::: SOURCE MATERIAL

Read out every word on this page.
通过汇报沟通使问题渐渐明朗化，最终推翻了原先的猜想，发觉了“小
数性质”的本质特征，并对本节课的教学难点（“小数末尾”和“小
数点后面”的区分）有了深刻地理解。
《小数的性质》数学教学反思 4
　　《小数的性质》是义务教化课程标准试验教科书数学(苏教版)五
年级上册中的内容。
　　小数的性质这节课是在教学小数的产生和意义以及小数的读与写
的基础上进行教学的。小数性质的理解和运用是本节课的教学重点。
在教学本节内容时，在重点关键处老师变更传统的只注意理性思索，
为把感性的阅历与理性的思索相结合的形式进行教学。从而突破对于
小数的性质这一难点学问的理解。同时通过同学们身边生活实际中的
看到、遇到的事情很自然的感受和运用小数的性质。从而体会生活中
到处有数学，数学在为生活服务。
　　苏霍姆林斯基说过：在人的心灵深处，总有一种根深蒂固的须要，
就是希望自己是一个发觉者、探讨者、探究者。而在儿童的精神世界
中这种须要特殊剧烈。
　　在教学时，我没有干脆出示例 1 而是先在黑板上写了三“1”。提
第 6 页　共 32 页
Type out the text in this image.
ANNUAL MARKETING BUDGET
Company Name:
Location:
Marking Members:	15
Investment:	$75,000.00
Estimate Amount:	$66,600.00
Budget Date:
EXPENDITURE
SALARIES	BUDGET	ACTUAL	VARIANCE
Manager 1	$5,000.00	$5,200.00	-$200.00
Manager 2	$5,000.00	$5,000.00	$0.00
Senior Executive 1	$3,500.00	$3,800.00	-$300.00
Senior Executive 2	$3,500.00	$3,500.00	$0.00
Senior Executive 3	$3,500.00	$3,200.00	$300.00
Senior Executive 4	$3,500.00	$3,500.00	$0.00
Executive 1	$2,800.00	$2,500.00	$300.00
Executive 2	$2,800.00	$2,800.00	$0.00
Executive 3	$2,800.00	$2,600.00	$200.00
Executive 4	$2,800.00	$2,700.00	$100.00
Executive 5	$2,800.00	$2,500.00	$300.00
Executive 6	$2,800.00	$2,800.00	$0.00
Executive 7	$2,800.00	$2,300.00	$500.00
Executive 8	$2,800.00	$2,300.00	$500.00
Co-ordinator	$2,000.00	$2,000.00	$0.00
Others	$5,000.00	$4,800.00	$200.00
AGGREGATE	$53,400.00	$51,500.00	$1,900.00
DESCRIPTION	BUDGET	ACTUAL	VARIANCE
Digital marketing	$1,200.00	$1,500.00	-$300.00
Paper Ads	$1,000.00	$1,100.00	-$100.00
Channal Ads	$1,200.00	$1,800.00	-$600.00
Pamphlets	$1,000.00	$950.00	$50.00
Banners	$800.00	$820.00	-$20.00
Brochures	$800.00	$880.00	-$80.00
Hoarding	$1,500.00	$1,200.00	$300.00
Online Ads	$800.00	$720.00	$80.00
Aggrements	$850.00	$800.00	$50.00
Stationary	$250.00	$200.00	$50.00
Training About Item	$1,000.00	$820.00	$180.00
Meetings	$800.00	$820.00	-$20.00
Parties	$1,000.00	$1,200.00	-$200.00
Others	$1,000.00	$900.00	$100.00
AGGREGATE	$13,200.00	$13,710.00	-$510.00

::::::

Exactly and exclusively, repeat the lines from the line that contains "Type out the text in this image." through the end of the records, both ends included.

▶ [THE OUTPUT]
Type out the text in this image.
ANNUAL MARKETING BUDGET
Company Name:
Location:
Marking Members:	15
Investment:	$75,000.00
Estimate Amount:	$66,600.00
Budget Date:
EXPENDITURE
SALARIES	BUDGET	ACTUAL	VARIANCE
Manager 1	$5,000.00	$5,200.00	-$200.00
Manager 2	$5,000.00	$5,000.00	$0.00
Senior Executive 1	$3,500.00	$3,800.00	-$300.00
Senior Executive 2	$3,500.00	$3,500.00	$0.00
Senior Executive 3	$3,500.00	$3,200.00	$300.00
Senior Executive 4	$3,500.00	$3,500.00	$0.00
Executive 1	$2,800.00	$2,500.00	$300.00
Executive 2	$2,800.00	$2,800.00	$0.00
Executive 3	$2,800.00	$2,600.00	$200.00
Executive 4	$2,800.00	$2,700.00	$100.00
Executive 5	$2,800.00	$2,500.00	$300.00
Executive 6	$2,800.00	$2,800.00	$0.00
Executive 7	$2,800.00	$2,300.00	$500.00
Executive 8	$2,800.00	$2,300.00	$500.00
Co-ordinator	$2,000.00	$2,000.00	$0.00
Others	$5,000.00	$4,800.00	$200.00
AGGREGATE	$53,400.00	$51,500.00	$1,900.00
DESCRIPTION	BUDGET	ACTUAL	VARIANCE
Digital marketing	$1,200.00	$1,500.00	-$300.00
Paper Ads	$1,000.00	$1,100.00	-$100.00
Channal Ads	$1,200.00	$1,800.00	-$600.00
Pamphlets	$1,000.00	$950.00	$50.00
Banners	$800.00	$820.00	-$20.00
Brochures	$800.00	$880.00	-$80.00
Hoarding	$1,500.00	$1,200.00	$300.00
Online Ads	$800.00	$720.00	$80.00
Aggrements	$850.00	$800.00	$50.00
Stationary	$250.00	$200.00	$50.00
Training About Item	$1,000.00	$820.00	$180.00
Meetings	$800.00	$820.00	-$20.00
Parties	$1,000.00	$1,200.00	-$200.00
Others	$1,000.00	$900.00	$100.00
AGGREGATE	$13,200.00	$13,710.00	-$510.00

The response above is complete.